### What you are asked to do
Print all of the data exactly as written.

### Data items
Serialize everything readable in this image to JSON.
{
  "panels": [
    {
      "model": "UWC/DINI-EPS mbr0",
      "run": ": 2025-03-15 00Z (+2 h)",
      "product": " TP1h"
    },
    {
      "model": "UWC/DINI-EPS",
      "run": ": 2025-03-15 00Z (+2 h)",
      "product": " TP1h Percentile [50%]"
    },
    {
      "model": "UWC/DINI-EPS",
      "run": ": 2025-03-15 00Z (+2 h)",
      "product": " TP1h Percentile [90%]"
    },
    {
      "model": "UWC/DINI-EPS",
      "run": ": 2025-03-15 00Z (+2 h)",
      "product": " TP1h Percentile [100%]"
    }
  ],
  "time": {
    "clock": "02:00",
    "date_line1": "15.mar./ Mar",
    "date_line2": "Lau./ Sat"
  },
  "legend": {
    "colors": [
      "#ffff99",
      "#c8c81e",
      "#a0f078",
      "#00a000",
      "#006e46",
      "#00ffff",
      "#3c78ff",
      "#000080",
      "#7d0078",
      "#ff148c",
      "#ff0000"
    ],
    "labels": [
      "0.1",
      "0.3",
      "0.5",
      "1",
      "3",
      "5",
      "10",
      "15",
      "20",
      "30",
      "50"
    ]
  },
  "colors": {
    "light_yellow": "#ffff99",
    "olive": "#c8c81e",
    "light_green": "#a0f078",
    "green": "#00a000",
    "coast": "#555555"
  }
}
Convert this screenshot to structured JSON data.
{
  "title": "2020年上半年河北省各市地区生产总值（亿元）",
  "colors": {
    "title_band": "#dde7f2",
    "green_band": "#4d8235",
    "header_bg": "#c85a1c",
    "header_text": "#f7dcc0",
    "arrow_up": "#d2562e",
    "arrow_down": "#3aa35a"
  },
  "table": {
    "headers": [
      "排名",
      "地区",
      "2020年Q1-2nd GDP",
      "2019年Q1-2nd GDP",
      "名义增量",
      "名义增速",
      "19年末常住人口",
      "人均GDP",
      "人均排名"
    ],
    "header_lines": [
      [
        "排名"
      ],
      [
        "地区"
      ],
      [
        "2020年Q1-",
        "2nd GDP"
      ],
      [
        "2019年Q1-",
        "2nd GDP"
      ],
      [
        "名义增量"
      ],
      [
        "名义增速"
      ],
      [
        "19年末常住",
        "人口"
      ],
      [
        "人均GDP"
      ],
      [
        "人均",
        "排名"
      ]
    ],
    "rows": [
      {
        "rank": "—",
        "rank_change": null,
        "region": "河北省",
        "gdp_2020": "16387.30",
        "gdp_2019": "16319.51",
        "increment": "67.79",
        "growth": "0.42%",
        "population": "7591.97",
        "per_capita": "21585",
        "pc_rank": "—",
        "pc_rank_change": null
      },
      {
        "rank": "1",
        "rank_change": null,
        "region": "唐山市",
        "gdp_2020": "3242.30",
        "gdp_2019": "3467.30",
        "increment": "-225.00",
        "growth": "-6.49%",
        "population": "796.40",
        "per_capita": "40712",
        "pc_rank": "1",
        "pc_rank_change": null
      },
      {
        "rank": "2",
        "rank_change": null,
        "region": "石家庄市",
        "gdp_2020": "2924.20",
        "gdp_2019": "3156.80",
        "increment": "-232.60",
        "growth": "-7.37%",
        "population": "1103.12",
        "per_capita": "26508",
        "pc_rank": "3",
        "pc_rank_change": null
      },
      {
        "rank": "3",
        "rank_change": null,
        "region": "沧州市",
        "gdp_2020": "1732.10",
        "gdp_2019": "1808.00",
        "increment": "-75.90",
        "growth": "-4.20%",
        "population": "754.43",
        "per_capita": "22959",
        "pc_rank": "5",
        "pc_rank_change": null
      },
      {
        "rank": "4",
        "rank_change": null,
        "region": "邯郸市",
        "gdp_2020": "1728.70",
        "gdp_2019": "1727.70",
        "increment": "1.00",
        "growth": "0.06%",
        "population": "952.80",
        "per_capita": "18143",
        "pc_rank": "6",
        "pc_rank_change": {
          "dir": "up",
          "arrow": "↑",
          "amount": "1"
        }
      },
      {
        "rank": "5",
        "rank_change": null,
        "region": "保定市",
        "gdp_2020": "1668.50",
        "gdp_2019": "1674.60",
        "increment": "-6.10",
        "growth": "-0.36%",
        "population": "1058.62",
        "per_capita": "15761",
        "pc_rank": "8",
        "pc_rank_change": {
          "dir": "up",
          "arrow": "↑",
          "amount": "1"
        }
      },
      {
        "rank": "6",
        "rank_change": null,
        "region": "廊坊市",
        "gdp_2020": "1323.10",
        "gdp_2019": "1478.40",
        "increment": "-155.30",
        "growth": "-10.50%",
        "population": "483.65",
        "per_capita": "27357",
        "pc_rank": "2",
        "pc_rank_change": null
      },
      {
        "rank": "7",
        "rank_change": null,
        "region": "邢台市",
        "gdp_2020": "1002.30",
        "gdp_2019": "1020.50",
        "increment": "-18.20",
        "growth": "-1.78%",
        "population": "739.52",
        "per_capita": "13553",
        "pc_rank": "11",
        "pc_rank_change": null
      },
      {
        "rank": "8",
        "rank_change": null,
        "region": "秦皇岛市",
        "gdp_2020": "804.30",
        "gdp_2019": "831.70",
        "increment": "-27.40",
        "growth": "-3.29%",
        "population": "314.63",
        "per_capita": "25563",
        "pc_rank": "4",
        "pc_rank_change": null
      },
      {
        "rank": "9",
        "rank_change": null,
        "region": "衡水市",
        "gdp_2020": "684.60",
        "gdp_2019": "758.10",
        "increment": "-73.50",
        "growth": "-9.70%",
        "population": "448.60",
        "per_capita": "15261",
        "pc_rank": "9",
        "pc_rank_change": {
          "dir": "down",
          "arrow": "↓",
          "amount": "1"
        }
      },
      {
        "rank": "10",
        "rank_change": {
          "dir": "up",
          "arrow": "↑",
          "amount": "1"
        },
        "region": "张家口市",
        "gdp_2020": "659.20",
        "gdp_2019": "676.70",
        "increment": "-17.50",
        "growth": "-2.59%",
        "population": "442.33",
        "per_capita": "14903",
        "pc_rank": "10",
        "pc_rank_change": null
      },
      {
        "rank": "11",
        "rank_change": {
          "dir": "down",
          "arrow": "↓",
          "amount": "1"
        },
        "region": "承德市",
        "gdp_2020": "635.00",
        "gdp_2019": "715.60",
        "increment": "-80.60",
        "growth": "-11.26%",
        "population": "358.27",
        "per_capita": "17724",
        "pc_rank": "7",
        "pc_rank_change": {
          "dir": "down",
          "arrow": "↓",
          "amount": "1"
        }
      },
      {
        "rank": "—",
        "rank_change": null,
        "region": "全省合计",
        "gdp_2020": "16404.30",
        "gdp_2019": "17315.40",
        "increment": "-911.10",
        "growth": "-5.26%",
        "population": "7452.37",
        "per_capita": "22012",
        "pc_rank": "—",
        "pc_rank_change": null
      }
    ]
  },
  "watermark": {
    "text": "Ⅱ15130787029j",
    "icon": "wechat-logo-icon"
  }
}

### Finished task
Serialize everything readable in this image to JSON.
{
  "panels": [
    {
      "model": "UWC/DINI-EPS mbr0",
      "run": ": 2025-03-15 00Z (+2 h)",
      "product": " TP1h"
    },
    {
      "model": "UWC/DINI-EPS",
      "run": ": 2025-03-15 00Z (+2 h)",
      "product": " TP1h Percentile [50%]"
    },
    {
      "model": "UWC/DINI-EPS",
      "run": ": 2025-03-15 00Z (+2 h)",
      "product": " TP1h Percentile [90%]"
    },
    {
      "model": "UWC/DINI-EPS",
      "run": ": 2025-03-15 00Z (+2 h)",
      "product": " TP1h Percentile [100%]"
    }
  ],
  "time": {
    "clock": "02:00",
    "date_line1": "15.mar./ Mar",
    "date_line2": "Lau./ Sat"
  },
  "legend": {
    "colors": [
      "#ffff99",
      "#c8c81e",
      "#a0f078",
      "#00a000",
      "#006e46",
      "#00ffff",
      "#3c78ff",
      "#000080",
      "#7d0078",
      "#ff148c",
      "#ff0000"
    ],
    "labels": [
      "0.1",
      "0.3",
      "0.5",
      "1",
      "3",
      "5",
      "10",
      "15",
      "20",
      "30",
      "50"
    ]
  },
  "colors": {
    "light_yellow": "#ffff99",
    "olive": "#c8c81e",
    "light_green": "#a0f078",
    "green": "#00a000",
    "coast": "#555555"
  }
}
Convert this screenshot to structured JSON data.
{
  "title": "2020年上半年河北省各市地区生产总值（亿元）",
  "colors": {
    "title_band": "#dde7f2",
    "green_band": "#4d8235",
    "header_bg": "#c85a1c",
    "header_text": "#f7dcc0",
    "arrow_up": "#d2562e",
    "arrow_down": "#3aa35a"
  },
  "table": {
    "headers": [
      "排名",
      "地区",
      "2020年Q1-2nd GDP",
      "2019年Q1-2nd GDP",
      "名义增量",
      "名义增速",
      "19年末常住人口",
      "人均GDP",
      "人均排名"
    ],
    "header_lines": [
      [
        "排名"
      ],
      [
        "地区"
      ],
      [
        "2020年Q1-",
        "2nd GDP"
      ],
      [
        "2019年Q1-",
        "2nd GDP"
      ],
      [
        "名义增量"
      ],
      [
        "名义增速"
      ],
      [
        "19年末常住",
        "人口"
      ],
      [
        "人均GDP"
      ],
      [
        "人均",
        "排名"
      ]
    ],
    "rows": [
      {
        "rank": "—",
        "rank_change": null,
        "region": "河北省",
        "gdp_2020": "16387.30",
        "gdp_2019": "16319.51",
        "increment": "67.79",
        "growth": "0.42%",
        "population": "7591.97",
        "per_capita": "21585",
        "pc_rank": "—",
        "pc_rank_change": null
      },
      {
        "rank": "1",
        "rank_change": null,
        "region": "唐山市",
        "gdp_2020": "3242.30",
        "gdp_2019": "3467.30",
        "increment": "-225.00",
        "growth": "-6.49%",
        "population": "796.40",
        "per_capita": "40712",
        "pc_rank": "1",
        "pc_rank_change": null
      },
      {
        "rank": "2",
        "rank_change": null,
        "region": "石家庄市",
        "gdp_2020": "2924.20",
        "gdp_2019": "3156.80",
        "increment": "-232.60",
        "growth": "-7.37%",
        "population": "1103.12",
        "per_capita": "26508",
        "pc_rank": "3",
        "pc_rank_change": null
      },
      {
        "rank": "3",
        "rank_change": null,
        "region": "沧州市",
        "gdp_2020": "1732.10",
        "gdp_2019": "1808.00",
        "increment": "-75.90",
        "growth": "-4.20%",
        "population": "754.43",
        "per_capita": "22959",
        "pc_rank": "5",
        "pc_rank_change": null
      },
      {
        "rank": "4",
        "rank_change": null,
        "region": "邯郸市",
        "gdp_2020": "1728.70",
        "gdp_2019": "1727.70",
        "increment": "1.00",
        "growth": "0.06%",
        "population": "952.80",
        "per_capita": "18143",
        "pc_rank": "6",
        "pc_rank_change": {
          "dir": "up",
          "arrow": "↑",
          "amount": "1"
        }
      },
      {
        "rank": "5",
        "rank_change": null,
        "region": "保定市",
        "gdp_2020": "1668.50",
        "gdp_2019": "1674.60",
        "increment": "-6.10",
        "growth": "-0.36%",
        "population": "1058.62",
        "per_capita": "15761",
        "pc_rank": "8",
        "pc_rank_change": {
          "dir": "up",
          "arrow": "↑",
          "amount": "1"
        }
      },
      {
        "rank": "6",
        "rank_change": null,
        "region": "廊坊市",
        "gdp_2020": "1323.10",
        "gdp_2019": "1478.40",
        "increment": "-155.30",
        "growth": "-10.50%",
        "population": "483.65",
        "per_capita": "27357",
        "pc_rank": "2",
        "pc_rank_change": null
      },
      {
        "rank": "7",
        "rank_change": null,
        "region": "邢台市",
        "gdp_2020": "1002.30",
        "gdp_2019": "1020.50",
        "increment": "-18.20",
        "growth": "-1.78%",
        "population": "739.52",
        "per_capita": "13553",
        "pc_rank": "11",
        "pc_rank_change": null
      },
      {
        "rank": "8",
        "rank_change": null,
        "region": "秦皇岛市",
        "gdp_2020": "804.30",
        "gdp_2019": "831.70",
        "increment": "-27.40",
        "growth": "-3.29%",
        "population": "314.63",
        "per_capita": "25563",
        "pc_rank": "4",
        "pc_rank_change": null
      },
      {
        "rank": "9",
        "rank_change": null,
        "region": "衡水市",
        "gdp_2020": "684.60",
        "gdp_2019": "758.10",
        "increment": "-73.50",
        "growth": "-9.70%",
        "population": "448.60",
        "per_capita": "15261",
        "pc_rank": "9",
        "pc_rank_change": {
          "dir": "down",
          "arrow": "↓",
          "amount": "1"
        }
      },
      {
        "rank": "10",
        "rank_change": {
          "dir": "up",
          "arrow": "↑",
          "amount": "1"
        },
        "region": "张家口市",
        "gdp_2020": "659.20",
        "gdp_2019": "676.70",
        "increment": "-17.50",
        "growth": "-2.59%",
        "population": "442.33",
        "per_capita": "14903",
        "pc_rank": "10",
        "pc_rank_change": null
      },
      {
        "rank": "11",
        "rank_change": {
          "dir": "down",
          "arrow": "↓",
          "amount": "1"
        },
        "region": "承德市",
        "gdp_2020": "635.00",
        "gdp_2019": "715.60",
        "increment": "-80.60",
        "growth": "-11.26%",
        "population": "358.27",
        "per_capita": "17724",
        "pc_rank": "7",
        "pc_rank_change": {
          "dir": "down",
          "arrow": "↓",
          "amount": "1"
        }
      },
      {
        "rank": "—",
        "rank_change": null,
        "region": "全省合计",
        "gdp_2020": "16404.30",
        "gdp_2019": "17315.40",
        "increment": "-911.10",
        "growth": "-5.26%",
        "population": "7452.37",
        "per_capita": "22012",
        "pc_rank": "—",
        "pc_rank_change": null
      }
    ]
  },
  "watermark": {
    "text": "Ⅱ15130787029j",
    "icon": "wechat-logo-icon"
  }
}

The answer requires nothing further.